◆ TASK REQUIREMENTS
Among the records below, find each line that includes the string "School" and copy it.

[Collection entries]
===

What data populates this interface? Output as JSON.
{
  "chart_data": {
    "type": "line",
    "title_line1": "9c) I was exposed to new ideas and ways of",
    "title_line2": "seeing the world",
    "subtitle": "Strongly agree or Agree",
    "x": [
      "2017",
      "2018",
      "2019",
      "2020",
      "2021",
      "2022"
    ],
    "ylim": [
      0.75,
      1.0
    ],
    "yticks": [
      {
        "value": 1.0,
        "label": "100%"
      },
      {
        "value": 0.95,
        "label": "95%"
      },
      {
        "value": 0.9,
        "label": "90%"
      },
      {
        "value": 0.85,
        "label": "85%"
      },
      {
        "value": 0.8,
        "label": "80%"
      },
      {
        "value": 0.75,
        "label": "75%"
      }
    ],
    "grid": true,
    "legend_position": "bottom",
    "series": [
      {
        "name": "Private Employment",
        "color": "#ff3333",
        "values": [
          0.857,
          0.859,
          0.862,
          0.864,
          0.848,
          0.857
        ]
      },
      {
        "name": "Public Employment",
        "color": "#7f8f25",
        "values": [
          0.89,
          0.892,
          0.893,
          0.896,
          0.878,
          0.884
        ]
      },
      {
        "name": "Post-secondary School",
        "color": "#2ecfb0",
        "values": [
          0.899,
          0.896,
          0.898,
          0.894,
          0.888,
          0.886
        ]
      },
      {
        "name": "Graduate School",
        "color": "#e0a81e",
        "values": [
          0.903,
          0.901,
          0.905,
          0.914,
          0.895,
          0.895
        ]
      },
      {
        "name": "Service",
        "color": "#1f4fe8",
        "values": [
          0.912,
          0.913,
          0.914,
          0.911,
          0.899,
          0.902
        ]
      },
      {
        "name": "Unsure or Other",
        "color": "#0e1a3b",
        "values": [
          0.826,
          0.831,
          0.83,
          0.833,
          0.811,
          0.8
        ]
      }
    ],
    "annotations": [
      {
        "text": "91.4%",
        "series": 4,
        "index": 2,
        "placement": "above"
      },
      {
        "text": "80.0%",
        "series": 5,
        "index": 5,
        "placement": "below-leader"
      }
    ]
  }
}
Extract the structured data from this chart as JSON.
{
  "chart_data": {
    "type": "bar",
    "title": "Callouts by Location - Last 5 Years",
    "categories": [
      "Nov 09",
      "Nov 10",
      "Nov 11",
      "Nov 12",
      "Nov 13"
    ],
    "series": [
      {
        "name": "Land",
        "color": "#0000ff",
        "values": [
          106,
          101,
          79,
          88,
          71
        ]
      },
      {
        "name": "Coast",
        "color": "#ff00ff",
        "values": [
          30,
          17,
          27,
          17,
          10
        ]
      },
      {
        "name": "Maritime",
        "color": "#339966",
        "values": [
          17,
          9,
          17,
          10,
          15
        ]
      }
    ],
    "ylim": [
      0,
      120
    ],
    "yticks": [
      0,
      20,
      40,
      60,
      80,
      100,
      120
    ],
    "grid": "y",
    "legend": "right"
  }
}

===

◆ IN RESPONSE
        "name": "Post-secondary School",
        "name": "Graduate School",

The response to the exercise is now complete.